> _Raw data_
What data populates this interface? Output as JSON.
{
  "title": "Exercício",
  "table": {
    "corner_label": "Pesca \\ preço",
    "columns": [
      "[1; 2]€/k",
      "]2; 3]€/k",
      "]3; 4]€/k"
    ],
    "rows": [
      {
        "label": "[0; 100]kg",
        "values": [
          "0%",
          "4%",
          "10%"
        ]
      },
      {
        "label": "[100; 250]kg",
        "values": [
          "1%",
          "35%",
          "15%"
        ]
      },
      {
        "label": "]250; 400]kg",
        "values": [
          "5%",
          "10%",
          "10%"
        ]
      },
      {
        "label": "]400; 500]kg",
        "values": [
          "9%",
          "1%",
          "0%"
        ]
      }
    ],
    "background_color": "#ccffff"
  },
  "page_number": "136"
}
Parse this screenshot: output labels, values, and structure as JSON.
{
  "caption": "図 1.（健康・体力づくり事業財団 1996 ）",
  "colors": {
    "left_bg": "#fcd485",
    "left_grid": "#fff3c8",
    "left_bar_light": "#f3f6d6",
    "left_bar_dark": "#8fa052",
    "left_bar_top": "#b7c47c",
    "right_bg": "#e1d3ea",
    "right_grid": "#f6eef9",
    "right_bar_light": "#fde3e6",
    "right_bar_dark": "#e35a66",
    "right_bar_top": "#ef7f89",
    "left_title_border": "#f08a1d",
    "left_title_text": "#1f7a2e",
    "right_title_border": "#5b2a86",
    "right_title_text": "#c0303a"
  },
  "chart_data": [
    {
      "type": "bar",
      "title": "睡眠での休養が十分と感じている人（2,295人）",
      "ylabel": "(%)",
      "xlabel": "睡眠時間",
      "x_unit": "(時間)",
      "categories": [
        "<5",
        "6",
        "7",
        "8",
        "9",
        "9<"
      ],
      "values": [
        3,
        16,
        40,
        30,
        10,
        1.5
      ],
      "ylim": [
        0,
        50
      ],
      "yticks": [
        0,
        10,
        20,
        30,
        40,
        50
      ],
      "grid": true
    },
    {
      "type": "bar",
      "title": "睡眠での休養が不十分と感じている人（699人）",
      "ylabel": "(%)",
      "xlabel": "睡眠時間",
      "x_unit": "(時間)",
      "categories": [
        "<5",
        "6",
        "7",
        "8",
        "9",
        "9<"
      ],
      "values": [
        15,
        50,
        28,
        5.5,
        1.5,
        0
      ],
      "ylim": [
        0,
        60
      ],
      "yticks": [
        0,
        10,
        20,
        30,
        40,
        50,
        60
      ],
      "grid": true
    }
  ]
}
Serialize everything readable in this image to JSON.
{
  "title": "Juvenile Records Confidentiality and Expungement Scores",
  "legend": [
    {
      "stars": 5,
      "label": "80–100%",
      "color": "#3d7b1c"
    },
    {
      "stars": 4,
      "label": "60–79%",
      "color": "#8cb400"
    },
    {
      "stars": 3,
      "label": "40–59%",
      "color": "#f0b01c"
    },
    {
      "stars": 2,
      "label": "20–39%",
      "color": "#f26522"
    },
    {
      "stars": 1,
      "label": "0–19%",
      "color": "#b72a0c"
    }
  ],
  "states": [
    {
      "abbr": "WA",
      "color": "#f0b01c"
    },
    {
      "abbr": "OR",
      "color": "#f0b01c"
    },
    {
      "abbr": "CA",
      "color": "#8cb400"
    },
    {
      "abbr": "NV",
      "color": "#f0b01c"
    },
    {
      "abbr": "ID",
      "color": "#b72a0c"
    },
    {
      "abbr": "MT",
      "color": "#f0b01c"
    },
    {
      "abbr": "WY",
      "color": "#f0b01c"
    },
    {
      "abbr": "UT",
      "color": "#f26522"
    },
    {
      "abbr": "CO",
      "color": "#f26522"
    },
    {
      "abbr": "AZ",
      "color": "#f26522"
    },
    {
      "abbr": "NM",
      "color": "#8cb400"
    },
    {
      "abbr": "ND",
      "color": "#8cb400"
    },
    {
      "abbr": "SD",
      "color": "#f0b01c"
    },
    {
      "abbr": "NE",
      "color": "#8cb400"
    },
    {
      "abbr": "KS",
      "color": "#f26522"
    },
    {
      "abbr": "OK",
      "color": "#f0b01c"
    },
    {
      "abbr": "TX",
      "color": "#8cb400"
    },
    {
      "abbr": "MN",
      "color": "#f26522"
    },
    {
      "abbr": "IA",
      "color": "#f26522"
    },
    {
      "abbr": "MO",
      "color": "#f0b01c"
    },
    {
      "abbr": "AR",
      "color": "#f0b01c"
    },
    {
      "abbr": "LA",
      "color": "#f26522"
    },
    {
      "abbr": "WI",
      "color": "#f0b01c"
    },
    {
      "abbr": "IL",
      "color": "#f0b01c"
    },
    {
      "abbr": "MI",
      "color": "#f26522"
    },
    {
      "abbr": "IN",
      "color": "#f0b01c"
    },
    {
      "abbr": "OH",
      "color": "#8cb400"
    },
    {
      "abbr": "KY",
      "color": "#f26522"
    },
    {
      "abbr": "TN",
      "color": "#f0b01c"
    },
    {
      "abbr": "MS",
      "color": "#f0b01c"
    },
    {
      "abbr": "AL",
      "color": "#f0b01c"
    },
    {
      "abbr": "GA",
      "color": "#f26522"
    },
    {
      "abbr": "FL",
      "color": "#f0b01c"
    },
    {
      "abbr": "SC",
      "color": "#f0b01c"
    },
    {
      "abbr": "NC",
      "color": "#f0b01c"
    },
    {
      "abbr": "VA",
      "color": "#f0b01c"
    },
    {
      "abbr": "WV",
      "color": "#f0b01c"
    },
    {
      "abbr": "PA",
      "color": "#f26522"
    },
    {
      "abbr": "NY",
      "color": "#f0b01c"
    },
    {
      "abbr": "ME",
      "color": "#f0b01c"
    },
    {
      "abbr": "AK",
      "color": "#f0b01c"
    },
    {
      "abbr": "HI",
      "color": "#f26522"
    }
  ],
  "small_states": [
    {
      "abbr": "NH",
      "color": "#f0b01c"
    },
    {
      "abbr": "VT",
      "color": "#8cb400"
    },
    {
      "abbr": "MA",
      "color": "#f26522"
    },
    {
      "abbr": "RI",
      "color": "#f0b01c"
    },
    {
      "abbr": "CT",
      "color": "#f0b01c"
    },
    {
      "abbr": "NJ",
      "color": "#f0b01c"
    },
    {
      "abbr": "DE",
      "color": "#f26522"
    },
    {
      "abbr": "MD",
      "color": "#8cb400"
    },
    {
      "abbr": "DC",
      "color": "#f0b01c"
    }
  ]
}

> _Work instructions_
Would you reproduce all the entries exactly?

> _Response_
What data populates this interface? Output as JSON.
{
  "title": "Exercício",
  "table": {
    "corner_label": "Pesca \\ preço",
    "columns": [
      "[1; 2]€/k",
      "]2; 3]€/k",
      "]3; 4]€/k"
    ],
    "rows": [
      {
        "label": "[0; 100]kg",
        "values": [
          "0%",
          "4%",
          "10%"
        ]
      },
      {
        "label": "[100; 250]kg",
        "values": [
          "1%",
          "35%",
          "15%"
        ]
      },
      {
        "label": "]250; 400]kg",
        "values": [
          "5%",
          "10%",
          "10%"
        ]
      },
      {
        "label": "]400; 500]kg",
        "values": [
          "9%",
          "1%",
          "0%"
        ]
      }
    ],
    "background_color": "#ccffff"
  },
  "page_number": "136"
}
Parse this screenshot: output labels, values, and structure as JSON.
{
  "caption": "図 1.（健康・体力づくり事業財団 1996 ）",
  "colors": {
    "left_bg": "#fcd485",
    "left_grid": "#fff3c8",
    "left_bar_light": "#f3f6d6",
    "left_bar_dark": "#8fa052",
    "left_bar_top": "#b7c47c",
    "right_bg": "#e1d3ea",
    "right_grid": "#f6eef9",
    "right_bar_light": "#fde3e6",
    "right_bar_dark": "#e35a66",
    "right_bar_top": "#ef7f89",
    "left_title_border": "#f08a1d",
    "left_title_text": "#1f7a2e",
    "right_title_border": "#5b2a86",
    "right_title_text": "#c0303a"
  },
  "chart_data": [
    {
      "type": "bar",
      "title": "睡眠での休養が十分と感じている人（2,295人）",
      "ylabel": "(%)",
      "xlabel": "睡眠時間",
      "x_unit": "(時間)",
      "categories": [
        "<5",
        "6",
        "7",
        "8",
        "9",
        "9<"
      ],
      "values": [
        3,
        16,
        40,
        30,
        10,
        1.5
      ],
      "ylim": [
        0,
        50
      ],
      "yticks": [
        0,
        10,
        20,
        30,
        40,
        50
      ],
      "grid": true
    },
    {
      "type": "bar",
      "title": "睡眠での休養が不十分と感じている人（699人）",
      "ylabel": "(%)",
      "xlabel": "睡眠時間",
      "x_unit": "(時間)",
      "categories": [
        "<5",
        "6",
        "7",
        "8",
        "9",
        "9<"
      ],
      "values": [
        15,
        50,
        28,
        5.5,
        1.5,
        0
      ],
      "ylim": [
        0,
        60
      ],
      "yticks": [
        0,
        10,
        20,
        30,
        40,
        50,
        60
      ],
      "grid": true
    }
  ]
}
Serialize everything readable in this image to JSON.
{
  "title": "Juvenile Records Confidentiality and Expungement Scores",
  "legend": [
    {
      "stars": 5,
      "label": "80–100%",
      "color": "#3d7b1c"
    },
    {
      "stars": 4,
      "label": "60–79%",
      "color": "#8cb400"
    },
    {
      "stars": 3,
      "label": "40–59%",
      "color": "#f0b01c"
    },
    {
      "stars": 2,
      "label": "20–39%",
      "color": "#f26522"
    },
    {
      "stars": 1,
      "label": "0–19%",
      "color": "#b72a0c"
    }
  ],
  "states": [
    {
      "abbr": "WA",
      "color": "#f0b01c"
    },
    {
      "abbr": "OR",
      "color": "#f0b01c"
    },
    {
      "abbr": "CA",
      "color": "#8cb400"
    },
    {
      "abbr": "NV",
      "color": "#f0b01c"
    },
    {
      "abbr": "ID",
      "color": "#b72a0c"
    },
    {
      "abbr": "MT",
      "color": "#f0b01c"
    },
    {
      "abbr": "WY",
      "color": "#f0b01c"
    },
    {
      "abbr": "UT",
      "color": "#f26522"
    },
    {
      "abbr": "CO",
      "color": "#f26522"
    },
    {
      "abbr": "AZ",
      "color": "#f26522"
    },
    {
      "abbr": "NM",
      "color": "#8cb400"
    },
    {
      "abbr": "ND",
      "color": "#8cb400"
    },
    {
      "abbr": "SD",
      "color": "#f0b01c"
    },
    {
      "abbr": "NE",
      "color": "#8cb400"
    },
    {
      "abbr": "KS",
      "color": "#f26522"
    },
    {
      "abbr": "OK",
      "color": "#f0b01c"
    },
    {
      "abbr": "TX",
      "color": "#8cb400"
    },
    {
      "abbr": "MN",
      "color": "#f26522"
    },
    {
      "abbr": "IA",
      "color": "#f26522"
    },
    {
      "abbr": "MO",
      "color": "#f0b01c"
    },
    {
      "abbr": "AR",
      "color": "#f0b01c"
    },
    {
      "abbr": "LA",
      "color": "#f26522"
    },
    {
      "abbr": "WI",
      "color": "#f0b01c"
    },
    {
      "abbr": "IL",
      "color": "#f0b01c"
    },
    {
      "abbr": "MI",
      "color": "#f26522"
    },
    {
      "abbr": "IN",
      "color": "#f0b01c"
    },
    {
      "abbr": "OH",
      "color": "#8cb400"
    },
    {
      "abbr": "KY",
      "color": "#f26522"
    },
    {
      "abbr": "TN",
      "color": "#f0b01c"
    },
    {
      "abbr": "MS",
      "color": "#f0b01c"
    },
    {
      "abbr": "AL",
      "color": "#f0b01c"
    },
    {
      "abbr": "GA",
      "color": "#f26522"
    },
    {
      "abbr": "FL",
      "color": "#f0b01c"
    },
    {
      "abbr": "SC",
      "color": "#f0b01c"
    },
    {
      "abbr": "NC",
      "color": "#f0b01c"
    },
    {
      "abbr": "VA",
      "color": "#f0b01c"
    },
    {
      "abbr": "WV",
      "color": "#f0b01c"
    },
    {
      "abbr": "PA",
      "color": "#f26522"
    },
    {
      "abbr": "NY",
      "color": "#f0b01c"
    },
    {
      "abbr": "ME",
      "color": "#f0b01c"
    },
    {
      "abbr": "AK",
      "color": "#f0b01c"
    },
    {
      "abbr": "HI",
      "color": "#f26522"
    }
  ],
  "small_states": [
    {
      "abbr": "NH",
      "color": "#f0b01c"
    },
    {
      "abbr": "VT",
      "color": "#8cb400"
    },
    {
      "abbr": "MA",
      "color": "#f26522"
    },
    {
      "abbr": "RI",
      "color": "#f0b01c"
    },
    {
      "abbr": "CT",
      "color": "#f0b01c"
    },
    {
      "abbr": "NJ",
      "color": "#f0b01c"
    },
    {
      "abbr": "DE",
      "color": "#f26522"
    },
    {
      "abbr": "MD",
      "color": "#8cb400"
    },
    {
      "abbr": "DC",
      "color": "#f0b01c"
    }
  ]
}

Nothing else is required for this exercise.